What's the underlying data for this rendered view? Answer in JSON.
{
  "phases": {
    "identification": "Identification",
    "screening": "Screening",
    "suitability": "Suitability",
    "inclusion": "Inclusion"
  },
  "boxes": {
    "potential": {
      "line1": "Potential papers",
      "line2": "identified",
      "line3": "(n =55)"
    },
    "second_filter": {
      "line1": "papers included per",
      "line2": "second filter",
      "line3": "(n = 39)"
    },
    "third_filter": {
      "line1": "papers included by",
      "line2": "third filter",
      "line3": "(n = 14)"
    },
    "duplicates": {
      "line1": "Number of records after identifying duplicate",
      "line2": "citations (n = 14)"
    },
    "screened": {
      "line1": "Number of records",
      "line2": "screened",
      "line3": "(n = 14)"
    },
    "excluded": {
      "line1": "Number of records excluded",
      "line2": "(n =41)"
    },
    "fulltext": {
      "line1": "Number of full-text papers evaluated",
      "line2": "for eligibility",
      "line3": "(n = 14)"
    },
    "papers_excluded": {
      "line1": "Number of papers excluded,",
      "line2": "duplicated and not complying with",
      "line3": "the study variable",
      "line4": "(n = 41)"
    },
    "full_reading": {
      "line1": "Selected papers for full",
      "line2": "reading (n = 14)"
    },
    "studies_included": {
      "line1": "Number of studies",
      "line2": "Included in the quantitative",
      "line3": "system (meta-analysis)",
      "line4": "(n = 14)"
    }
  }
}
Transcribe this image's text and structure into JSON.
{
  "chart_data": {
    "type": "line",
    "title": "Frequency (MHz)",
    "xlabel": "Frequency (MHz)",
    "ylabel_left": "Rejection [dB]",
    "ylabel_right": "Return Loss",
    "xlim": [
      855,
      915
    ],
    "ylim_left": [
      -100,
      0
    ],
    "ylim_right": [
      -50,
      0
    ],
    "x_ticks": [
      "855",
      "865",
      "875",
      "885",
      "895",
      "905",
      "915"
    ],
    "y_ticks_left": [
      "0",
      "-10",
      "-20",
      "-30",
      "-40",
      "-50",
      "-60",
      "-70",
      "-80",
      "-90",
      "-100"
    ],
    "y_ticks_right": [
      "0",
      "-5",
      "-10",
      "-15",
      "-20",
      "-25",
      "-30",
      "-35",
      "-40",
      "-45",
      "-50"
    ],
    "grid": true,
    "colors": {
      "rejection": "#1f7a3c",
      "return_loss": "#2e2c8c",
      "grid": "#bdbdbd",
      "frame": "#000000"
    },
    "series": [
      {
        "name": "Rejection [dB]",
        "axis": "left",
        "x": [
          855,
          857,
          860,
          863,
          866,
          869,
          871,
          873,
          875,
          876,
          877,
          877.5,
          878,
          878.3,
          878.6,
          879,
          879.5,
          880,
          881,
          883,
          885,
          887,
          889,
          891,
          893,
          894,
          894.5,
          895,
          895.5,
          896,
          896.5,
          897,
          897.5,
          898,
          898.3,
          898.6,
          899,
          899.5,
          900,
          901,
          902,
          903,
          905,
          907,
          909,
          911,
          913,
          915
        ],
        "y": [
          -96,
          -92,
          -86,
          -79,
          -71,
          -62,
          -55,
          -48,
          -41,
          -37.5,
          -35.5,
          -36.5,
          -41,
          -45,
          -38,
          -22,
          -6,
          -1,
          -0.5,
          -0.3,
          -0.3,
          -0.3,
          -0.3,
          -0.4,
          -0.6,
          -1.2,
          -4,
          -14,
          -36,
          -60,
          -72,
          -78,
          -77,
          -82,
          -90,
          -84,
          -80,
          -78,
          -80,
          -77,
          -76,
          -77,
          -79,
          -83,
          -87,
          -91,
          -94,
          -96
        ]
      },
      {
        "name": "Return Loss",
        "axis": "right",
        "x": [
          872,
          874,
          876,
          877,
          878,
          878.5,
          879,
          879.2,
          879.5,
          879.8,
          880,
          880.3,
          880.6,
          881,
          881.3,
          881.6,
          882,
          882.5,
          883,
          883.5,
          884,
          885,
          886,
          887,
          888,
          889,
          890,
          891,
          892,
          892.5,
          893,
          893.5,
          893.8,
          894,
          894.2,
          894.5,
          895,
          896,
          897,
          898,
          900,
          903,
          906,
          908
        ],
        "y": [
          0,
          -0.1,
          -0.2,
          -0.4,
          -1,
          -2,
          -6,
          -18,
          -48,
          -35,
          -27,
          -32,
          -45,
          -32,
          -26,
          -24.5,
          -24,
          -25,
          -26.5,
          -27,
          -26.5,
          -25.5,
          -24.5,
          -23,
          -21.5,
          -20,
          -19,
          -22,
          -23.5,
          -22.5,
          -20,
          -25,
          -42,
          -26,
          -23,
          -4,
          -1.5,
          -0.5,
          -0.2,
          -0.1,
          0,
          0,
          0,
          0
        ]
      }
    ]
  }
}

→ **Task statement**: Copy every line of the material, please, keeping it exactly the same.

→ **Solution to the exercise**:
What's the underlying data for this rendered view? Answer in JSON.
{
  "phases": {
    "identification": "Identification",
    "screening": "Screening",
    "suitability": "Suitability",
    "inclusion": "Inclusion"
  },
  "boxes": {
    "potential": {
      "line1": "Potential papers",
      "line2": "identified",
      "line3": "(n =55)"
    },
    "second_filter": {
      "line1": "papers included per",
      "line2": "second filter",
      "line3": "(n = 39)"
    },
    "third_filter": {
      "line1": "papers included by",
      "line2": "third filter",
      "line3": "(n = 14)"
    },
    "duplicates": {
      "line1": "Number of records after identifying duplicate",
      "line2": "citations (n = 14)"
    },
    "screened": {
      "line1": "Number of records",
      "line2": "screened",
      "line3": "(n = 14)"
    },
    "excluded": {
      "line1": "Number of records excluded",
      "line2": "(n =41)"
    },
    "fulltext": {
      "line1": "Number of full-text papers evaluated",
      "line2": "for eligibility",
      "line3": "(n = 14)"
    },
    "papers_excluded": {
      "line1": "Number of papers excluded,",
      "line2": "duplicated and not complying with",
      "line3": "the study variable",
      "line4": "(n = 41)"
    },
    "full_reading": {
      "line1": "Selected papers for full",
      "line2": "reading (n = 14)"
    },
    "studies_included": {
      "line1": "Number of studies",
      "line2": "Included in the quantitative",
      "line3": "system (meta-analysis)",
      "line4": "(n = 14)"
    }
  }
}
Transcribe this image's text and structure into JSON.
{
  "chart_data": {
    "type": "line",
    "title": "Frequency (MHz)",
    "xlabel": "Frequency (MHz)",
    "ylabel_left": "Rejection [dB]",
    "ylabel_right": "Return Loss",
    "xlim": [
      855,
      915
    ],
    "ylim_left": [
      -100,
      0
    ],
    "ylim_right": [
      -50,
      0
    ],
    "x_ticks": [
      "855",
      "865",
      "875",
      "885",
      "895",
      "905",
      "915"
    ],
    "y_ticks_left": [
      "0",
      "-10",
      "-20",
      "-30",
      "-40",
      "-50",
      "-60",
      "-70",
      "-80",
      "-90",
      "-100"
    ],
    "y_ticks_right": [
      "0",
      "-5",
      "-10",
      "-15",
      "-20",
      "-25",
      "-30",
      "-35",
      "-40",
      "-45",
      "-50"
    ],
    "grid": true,
    "colors": {
      "rejection": "#1f7a3c",
      "return_loss": "#2e2c8c",
      "grid": "#bdbdbd",
      "frame": "#000000"
    },
    "series": [
      {
        "name": "Rejection [dB]",
        "axis": "left",
        "x": [
          855,
          857,
          860,
          863,
          866,
          869,
          871,
          873,
          875,
          876,
          877,
          877.5,
          878,
          878.3,
          878.6,
          879,
          879.5,
          880,
          881,
          883,
          885,
          887,
          889,
          891,
          893,
          894,
          894.5,
          895,
          895.5,
          896,
          896.5,
          897,
          897.5,
          898,
          898.3,
          898.6,
          899,
          899.5,
          900,
          901,
          902,
          903,
          905,
          907,
          909,
          911,
          913,
          915
        ],
        "y": [
          -96,
          -92,
          -86,
          -79,
          -71,
          -62,
          -55,
          -48,
          -41,
          -37.5,
          -35.5,
          -36.5,
          -41,
          -45,
          -38,
          -22,
          -6,
          -1,
          -0.5,
          -0.3,
          -0.3,
          -0.3,
          -0.3,
          -0.4,
          -0.6,
          -1.2,
          -4,
          -14,
          -36,
          -60,
          -72,
          -78,
          -77,
          -82,
          -90,
          -84,
          -80,
          -78,
          -80,
          -77,
          -76,
          -77,
          -79,
          -83,
          -87,
          -91,
          -94,
          -96
        ]
      },
      {
        "name": "Return Loss",
        "axis": "right",
        "x": [
          872,
          874,
          876,
          877,
          878,
          878.5,
          879,
          879.2,
          879.5,
          879.8,
          880,
          880.3,
          880.6,
          881,
          881.3,
          881.6,
          882,
          882.5,
          883,
          883.5,
          884,
          885,
          886,
          887,
          888,
          889,
          890,
          891,
          892,
          892.5,
          893,
          893.5,
          893.8,
          894,
          894.2,
          894.5,
          895,
          896,
          897,
          898,
          900,
          903,
          906,
          908
        ],
        "y": [
          0,
          -0.1,
          -0.2,
          -0.4,
          -1,
          -2,
          -6,
          -18,
          -48,
          -35,
          -27,
          -32,
          -45,
          -32,
          -26,
          -24.5,
          -24,
          -25,
          -26.5,
          -27,
          -26.5,
          -25.5,
          -24.5,
          -23,
          -21.5,
          -20,
          -19,
          -22,
          -23.5,
          -22.5,
          -20,
          -25,
          -42,
          -26,
          -23,
          -4,
          -1.5,
          -0.5,
          -0.2,
          -0.1,
          0,
          0,
          0,
          0
        ]
      }
    ]
  }
}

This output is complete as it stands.